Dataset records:
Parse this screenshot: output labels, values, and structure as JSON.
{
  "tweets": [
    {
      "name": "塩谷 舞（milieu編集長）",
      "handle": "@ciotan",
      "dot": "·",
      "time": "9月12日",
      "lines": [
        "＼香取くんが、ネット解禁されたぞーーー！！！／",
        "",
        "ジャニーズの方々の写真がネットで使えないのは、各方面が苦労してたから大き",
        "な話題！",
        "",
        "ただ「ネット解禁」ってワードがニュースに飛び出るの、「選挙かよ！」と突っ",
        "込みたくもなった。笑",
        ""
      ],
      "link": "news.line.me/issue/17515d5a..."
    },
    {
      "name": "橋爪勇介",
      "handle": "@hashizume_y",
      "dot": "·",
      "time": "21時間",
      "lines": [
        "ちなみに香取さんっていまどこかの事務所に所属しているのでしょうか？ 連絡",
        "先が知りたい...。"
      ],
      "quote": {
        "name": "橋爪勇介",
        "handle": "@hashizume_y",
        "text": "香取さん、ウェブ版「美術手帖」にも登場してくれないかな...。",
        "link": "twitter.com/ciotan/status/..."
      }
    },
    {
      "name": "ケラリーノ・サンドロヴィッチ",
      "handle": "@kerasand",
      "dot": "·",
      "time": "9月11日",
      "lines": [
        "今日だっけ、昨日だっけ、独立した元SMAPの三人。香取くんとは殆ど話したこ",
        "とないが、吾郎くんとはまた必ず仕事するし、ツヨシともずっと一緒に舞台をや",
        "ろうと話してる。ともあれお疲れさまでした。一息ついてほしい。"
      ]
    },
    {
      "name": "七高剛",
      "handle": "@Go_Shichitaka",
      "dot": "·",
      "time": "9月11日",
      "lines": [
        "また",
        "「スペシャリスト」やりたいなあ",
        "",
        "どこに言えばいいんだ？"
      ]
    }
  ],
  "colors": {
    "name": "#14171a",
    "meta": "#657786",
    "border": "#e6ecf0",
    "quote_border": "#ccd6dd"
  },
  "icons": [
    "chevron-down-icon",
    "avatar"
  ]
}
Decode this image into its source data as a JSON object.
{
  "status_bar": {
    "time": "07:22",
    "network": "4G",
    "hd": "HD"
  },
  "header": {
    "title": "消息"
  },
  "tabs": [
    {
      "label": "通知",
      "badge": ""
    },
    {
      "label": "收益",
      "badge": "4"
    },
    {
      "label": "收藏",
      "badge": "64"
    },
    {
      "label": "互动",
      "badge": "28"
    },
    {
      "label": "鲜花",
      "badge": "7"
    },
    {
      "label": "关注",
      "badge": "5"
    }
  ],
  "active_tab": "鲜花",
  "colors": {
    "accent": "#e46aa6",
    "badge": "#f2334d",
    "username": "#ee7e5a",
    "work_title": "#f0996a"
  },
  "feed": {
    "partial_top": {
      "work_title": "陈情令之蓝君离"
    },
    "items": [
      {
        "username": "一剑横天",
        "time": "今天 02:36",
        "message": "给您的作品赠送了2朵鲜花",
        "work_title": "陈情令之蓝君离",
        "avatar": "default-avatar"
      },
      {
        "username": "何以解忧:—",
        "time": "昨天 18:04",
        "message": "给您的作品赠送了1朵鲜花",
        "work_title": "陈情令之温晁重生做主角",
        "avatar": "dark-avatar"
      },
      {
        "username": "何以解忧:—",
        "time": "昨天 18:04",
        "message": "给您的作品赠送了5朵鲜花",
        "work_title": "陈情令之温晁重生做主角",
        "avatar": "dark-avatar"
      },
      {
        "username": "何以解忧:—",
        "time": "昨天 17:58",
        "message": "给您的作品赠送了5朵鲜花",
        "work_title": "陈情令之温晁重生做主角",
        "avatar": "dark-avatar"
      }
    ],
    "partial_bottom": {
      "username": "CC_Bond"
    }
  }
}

Problem to work on -
Filter out all lines lacking the word "陈情令之蓝君离" and copy the rest.

Result of this exercise -
      "work_title": "陈情令之蓝君离"
        "work_title": "陈情令之蓝君离",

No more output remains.